_STATED PROBLEM_:
Show every line that has the string "name" in it.

_Records from a collection of figures_:
>>>>

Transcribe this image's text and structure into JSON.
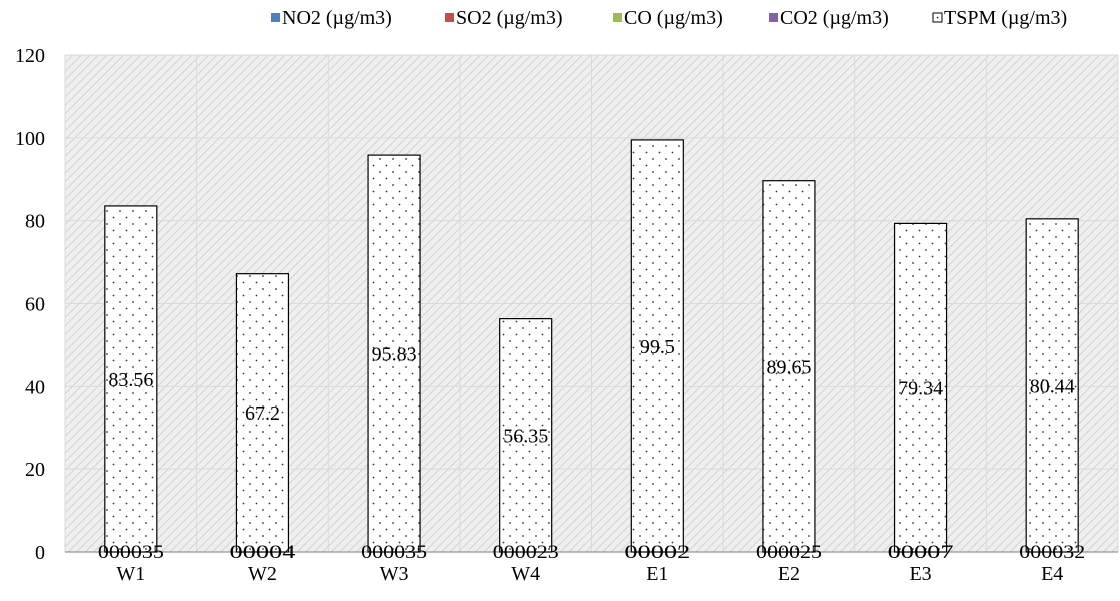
{
  "chart_data": {
    "type": "bar",
    "categories": [
      "W1",
      "W2",
      "W3",
      "W4",
      "E1",
      "E2",
      "E3",
      "E4"
    ],
    "series": [
      {
        "name": "NO2  (µg/m3)",
        "values": [
          0,
          0,
          0,
          0,
          0,
          0,
          0,
          0
        ]
      },
      {
        "name": "SO2 (µg/m3)",
        "values": [
          0,
          0,
          0,
          0,
          0,
          0,
          0,
          0
        ]
      },
      {
        "name": "CO (µg/m3)",
        "values": [
          0,
          0,
          0,
          0,
          0,
          0,
          0,
          0
        ]
      },
      {
        "name": "CO2 (µg/m3)",
        "values": [
          0,
          0,
          0,
          0,
          0,
          0,
          0,
          0
        ]
      },
      {
        "name": "TSPM (µg/m3)",
        "values": [
          83.56,
          67.2,
          95.83,
          56.35,
          99.5,
          89.65,
          79.34,
          80.44
        ]
      }
    ],
    "data_labels": [
      "83.56",
      "67.2",
      "95.83",
      "56.35",
      "99.5",
      "89.65",
      "79.34",
      "80.44"
    ],
    "base_labels": [
      "000035",
      "00004",
      "000035",
      "000023",
      "00002",
      "000025",
      "00007",
      "000032"
    ],
    "title": "",
    "xlabel": "",
    "ylabel": "",
    "ylim": [
      0,
      120
    ],
    "yticks": [
      "0",
      "20",
      "40",
      "60",
      "80",
      "100",
      "120"
    ],
    "grid": true,
    "legend_position": "top-right",
    "colors": {
      "NO2": "#4f81bd",
      "SO2": "#c0504d",
      "CO": "#9bbb59",
      "CO2": "#8064a2",
      "TSPM_fill": "#ffffff",
      "TSPM_edge": "#000000",
      "plot_bg": "#ebebeb",
      "hatch": "#d0d0d0",
      "grid": "#d9d9d9"
    }
  }
}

<<<<

_REPLY_:
        "name": "NO2  (µg/m3)",
        "name": "SO2 (µg/m3)",
        "name": "CO (µg/m3)",
        "name": "CO2 (µg/m3)",
        "name": "TSPM (µg/m3)",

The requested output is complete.